**WRITTEN EXERCISE**
In the material below, find each line holding the string "УФМС" and copy it.

**GIVEN ENTRIES**
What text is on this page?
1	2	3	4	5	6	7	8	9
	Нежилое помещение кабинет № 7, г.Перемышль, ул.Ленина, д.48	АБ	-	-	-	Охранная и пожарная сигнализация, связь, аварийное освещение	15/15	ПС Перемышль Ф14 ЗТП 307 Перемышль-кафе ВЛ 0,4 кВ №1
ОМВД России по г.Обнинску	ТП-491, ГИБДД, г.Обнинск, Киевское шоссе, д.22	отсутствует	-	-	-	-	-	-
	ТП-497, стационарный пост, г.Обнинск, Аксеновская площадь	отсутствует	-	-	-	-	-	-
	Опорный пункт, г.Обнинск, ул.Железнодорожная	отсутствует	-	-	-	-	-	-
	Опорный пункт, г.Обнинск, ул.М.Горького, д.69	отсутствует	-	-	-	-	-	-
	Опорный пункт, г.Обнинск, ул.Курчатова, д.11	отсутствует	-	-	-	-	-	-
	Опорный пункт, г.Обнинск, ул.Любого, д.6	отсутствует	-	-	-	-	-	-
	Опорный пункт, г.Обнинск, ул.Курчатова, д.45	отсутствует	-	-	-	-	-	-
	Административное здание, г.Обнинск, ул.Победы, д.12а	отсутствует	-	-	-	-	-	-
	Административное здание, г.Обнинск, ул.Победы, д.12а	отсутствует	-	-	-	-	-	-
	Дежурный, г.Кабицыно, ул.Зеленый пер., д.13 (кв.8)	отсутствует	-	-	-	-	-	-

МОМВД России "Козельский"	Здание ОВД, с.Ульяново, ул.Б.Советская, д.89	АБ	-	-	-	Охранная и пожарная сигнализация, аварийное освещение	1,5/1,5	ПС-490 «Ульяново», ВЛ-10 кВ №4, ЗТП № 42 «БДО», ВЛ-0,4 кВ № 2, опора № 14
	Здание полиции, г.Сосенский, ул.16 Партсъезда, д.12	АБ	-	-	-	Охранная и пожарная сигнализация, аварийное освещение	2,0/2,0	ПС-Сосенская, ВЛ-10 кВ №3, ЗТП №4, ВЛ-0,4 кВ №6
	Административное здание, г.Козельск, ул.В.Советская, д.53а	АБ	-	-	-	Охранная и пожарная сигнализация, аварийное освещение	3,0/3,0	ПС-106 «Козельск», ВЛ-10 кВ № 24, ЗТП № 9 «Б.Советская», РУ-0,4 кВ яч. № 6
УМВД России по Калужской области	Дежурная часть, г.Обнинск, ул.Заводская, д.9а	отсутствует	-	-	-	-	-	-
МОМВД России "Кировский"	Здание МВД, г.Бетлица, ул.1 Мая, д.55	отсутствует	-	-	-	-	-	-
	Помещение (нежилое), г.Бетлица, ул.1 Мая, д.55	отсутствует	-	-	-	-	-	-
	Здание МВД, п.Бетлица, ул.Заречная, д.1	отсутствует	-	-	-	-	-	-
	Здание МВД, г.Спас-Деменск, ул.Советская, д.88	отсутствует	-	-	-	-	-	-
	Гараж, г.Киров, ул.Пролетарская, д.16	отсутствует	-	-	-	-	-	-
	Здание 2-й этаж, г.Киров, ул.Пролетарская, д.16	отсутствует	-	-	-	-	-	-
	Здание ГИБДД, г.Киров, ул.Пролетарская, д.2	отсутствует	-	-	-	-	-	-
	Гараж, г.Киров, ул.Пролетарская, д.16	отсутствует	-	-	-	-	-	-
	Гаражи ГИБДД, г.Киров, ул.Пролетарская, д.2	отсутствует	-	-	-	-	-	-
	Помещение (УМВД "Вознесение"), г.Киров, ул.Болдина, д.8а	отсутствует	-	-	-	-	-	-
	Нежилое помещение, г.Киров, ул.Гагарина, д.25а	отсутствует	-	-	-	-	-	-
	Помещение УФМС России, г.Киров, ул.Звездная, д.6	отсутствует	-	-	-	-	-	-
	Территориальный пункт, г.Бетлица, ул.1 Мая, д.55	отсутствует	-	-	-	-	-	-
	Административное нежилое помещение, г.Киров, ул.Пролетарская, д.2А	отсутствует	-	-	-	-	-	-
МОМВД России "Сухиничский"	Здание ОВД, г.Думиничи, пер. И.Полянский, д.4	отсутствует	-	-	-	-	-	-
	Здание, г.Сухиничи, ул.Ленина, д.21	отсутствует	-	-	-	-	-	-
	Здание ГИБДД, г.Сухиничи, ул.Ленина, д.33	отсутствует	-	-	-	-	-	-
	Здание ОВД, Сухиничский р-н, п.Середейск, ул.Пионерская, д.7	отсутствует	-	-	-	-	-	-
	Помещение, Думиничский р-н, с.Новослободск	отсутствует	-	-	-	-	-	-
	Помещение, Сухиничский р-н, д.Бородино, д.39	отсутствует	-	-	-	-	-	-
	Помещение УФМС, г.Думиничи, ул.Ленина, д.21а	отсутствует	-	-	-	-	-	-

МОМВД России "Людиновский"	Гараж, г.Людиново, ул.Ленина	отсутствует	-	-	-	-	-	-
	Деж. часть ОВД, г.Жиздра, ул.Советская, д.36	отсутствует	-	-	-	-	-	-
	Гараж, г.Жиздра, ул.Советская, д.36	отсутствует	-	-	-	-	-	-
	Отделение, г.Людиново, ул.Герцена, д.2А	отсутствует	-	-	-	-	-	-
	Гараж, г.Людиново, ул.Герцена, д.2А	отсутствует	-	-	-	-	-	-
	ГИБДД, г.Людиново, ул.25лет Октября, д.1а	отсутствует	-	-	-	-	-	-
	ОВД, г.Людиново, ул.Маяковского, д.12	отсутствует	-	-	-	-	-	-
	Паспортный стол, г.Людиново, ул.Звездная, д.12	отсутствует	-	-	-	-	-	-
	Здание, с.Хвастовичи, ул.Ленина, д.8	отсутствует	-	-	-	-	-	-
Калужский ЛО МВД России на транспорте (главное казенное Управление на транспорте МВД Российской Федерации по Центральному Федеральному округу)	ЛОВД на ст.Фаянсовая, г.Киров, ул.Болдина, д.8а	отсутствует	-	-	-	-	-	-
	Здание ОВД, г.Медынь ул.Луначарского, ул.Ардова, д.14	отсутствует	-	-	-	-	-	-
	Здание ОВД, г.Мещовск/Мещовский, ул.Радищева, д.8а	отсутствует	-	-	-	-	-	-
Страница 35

**RESPONSE**
	Помещение УФМС России, г.Киров, ул.Звездная, д.6	отсутствует	-	-	-	-	-	-
	Помещение УФМС, г.Думиничи, ул.Ленина, д.21а	отсутствует	-	-	-	-	-	-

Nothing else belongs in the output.